▶ _SELECTED TEXT_:

───

VideoCipher is a brand name of analog scrambling and de-scrambling equipment for cable and satellite television invented primarily to enforce Television receive-only (TVRO) satellite equipment to only receive TV programming on a subscription basis.

The second version of Videocipher, Videocipher II, was especially notable due to the widespread compromise of its encryption scheme.

== Background ==

=== Satellite providers ===
Through the first half of the 1980s, HBO, Cinemax and other premium television providers with analog satellite transponders faced a fast growing market of TVRO equipment owners. Satellite television consumers could watch these services simply by pointing their dish at a satellite, and tuning into the provider's transponder. Two open questions existed about this practice: whether the Communications Act of 1934 applied as a case of "unauthorized reception" by TVRO consumers; and to what extent it was legal for a service provider to encrypt their signals in an effort to prevent its reception.

The Cable Communications Policy Act of 1984 clarified all of these matters, making the following legal:

- Reception of unencrypted satellite signals by a consumer
- Reception of encrypted satellite signals by a consumer, when they have received authorization to legally decrypt it

This created a framework for the wide deployment of encryption on analog satellite signals. It further created a framework (and implicit mandate to provide) subscription services to TVRO consumers to allow legal decryption of those signals. HBO and Cinemax became the first two services to announce intent to encrypt their satellite feeds late in 1984.

───

(Rows from a dataset)

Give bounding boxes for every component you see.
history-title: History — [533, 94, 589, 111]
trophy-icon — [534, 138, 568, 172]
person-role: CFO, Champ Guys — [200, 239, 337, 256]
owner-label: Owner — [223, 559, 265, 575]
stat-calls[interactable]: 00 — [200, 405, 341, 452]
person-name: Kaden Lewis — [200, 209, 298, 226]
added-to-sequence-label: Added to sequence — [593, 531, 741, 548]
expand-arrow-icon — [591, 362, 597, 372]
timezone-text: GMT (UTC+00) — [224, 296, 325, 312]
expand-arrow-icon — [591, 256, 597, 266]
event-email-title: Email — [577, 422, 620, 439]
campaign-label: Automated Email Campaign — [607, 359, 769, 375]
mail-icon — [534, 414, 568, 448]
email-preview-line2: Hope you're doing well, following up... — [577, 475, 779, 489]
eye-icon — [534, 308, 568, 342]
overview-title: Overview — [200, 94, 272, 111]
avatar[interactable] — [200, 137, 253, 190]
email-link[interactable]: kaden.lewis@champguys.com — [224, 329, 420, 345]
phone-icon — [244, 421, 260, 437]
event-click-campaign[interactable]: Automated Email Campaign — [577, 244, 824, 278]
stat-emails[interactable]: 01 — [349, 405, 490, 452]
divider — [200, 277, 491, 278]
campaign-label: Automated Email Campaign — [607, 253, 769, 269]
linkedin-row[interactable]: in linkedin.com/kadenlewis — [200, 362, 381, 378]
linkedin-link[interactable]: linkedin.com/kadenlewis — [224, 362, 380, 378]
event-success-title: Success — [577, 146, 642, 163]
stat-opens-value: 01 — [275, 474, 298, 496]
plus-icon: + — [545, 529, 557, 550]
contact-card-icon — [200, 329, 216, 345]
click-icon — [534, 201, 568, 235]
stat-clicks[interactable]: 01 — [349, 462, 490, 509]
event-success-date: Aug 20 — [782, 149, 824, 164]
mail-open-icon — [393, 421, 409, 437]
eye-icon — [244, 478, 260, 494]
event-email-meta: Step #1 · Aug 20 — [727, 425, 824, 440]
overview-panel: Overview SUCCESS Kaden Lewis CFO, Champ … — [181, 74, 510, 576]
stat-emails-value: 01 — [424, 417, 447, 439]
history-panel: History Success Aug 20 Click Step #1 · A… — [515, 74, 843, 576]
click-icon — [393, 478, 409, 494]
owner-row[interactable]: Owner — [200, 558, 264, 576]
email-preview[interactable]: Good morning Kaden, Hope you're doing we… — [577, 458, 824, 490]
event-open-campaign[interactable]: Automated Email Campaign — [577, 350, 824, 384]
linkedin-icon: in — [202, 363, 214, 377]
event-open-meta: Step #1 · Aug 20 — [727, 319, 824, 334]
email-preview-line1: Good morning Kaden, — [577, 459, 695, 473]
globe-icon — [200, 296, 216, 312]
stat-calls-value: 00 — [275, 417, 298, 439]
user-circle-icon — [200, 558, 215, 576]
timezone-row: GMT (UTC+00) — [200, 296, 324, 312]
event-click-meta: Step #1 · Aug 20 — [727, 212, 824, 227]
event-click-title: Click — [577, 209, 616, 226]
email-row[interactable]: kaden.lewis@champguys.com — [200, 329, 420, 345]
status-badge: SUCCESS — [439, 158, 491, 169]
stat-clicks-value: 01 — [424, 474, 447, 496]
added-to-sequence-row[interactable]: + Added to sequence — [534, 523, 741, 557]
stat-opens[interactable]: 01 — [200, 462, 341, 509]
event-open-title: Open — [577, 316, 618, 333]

───

▶ _ACTIVITIES_:
a – Please copy the VideoCipher passage word for word, everything from "- Reception of unencrypted" down to "late in 1984.".
b – According to the VideoCipher passage, which two services were the first to announce intent to encrypt their satellite feeds late in 1984?
Rely only on the VideoCipher passage, not on the rows.

▶ _ACTIVITY ANSWERS_:
a –
- Reception of unencrypted satellite signals by a consumer
- Reception of encrypted satellite signals by a consumer, when they have received authorization to legally decrypt it

This created a framework for the wide deployment of encryption on analog satellite signals. It further created a framework (and implicit mandate to provide) subscription services to TVRO consumers to allow legal decryption of those signals. HBO and Cinemax became the first two services to announce intent to encrypt their satellite feeds late in 1984.

b – HBO and Cinemax.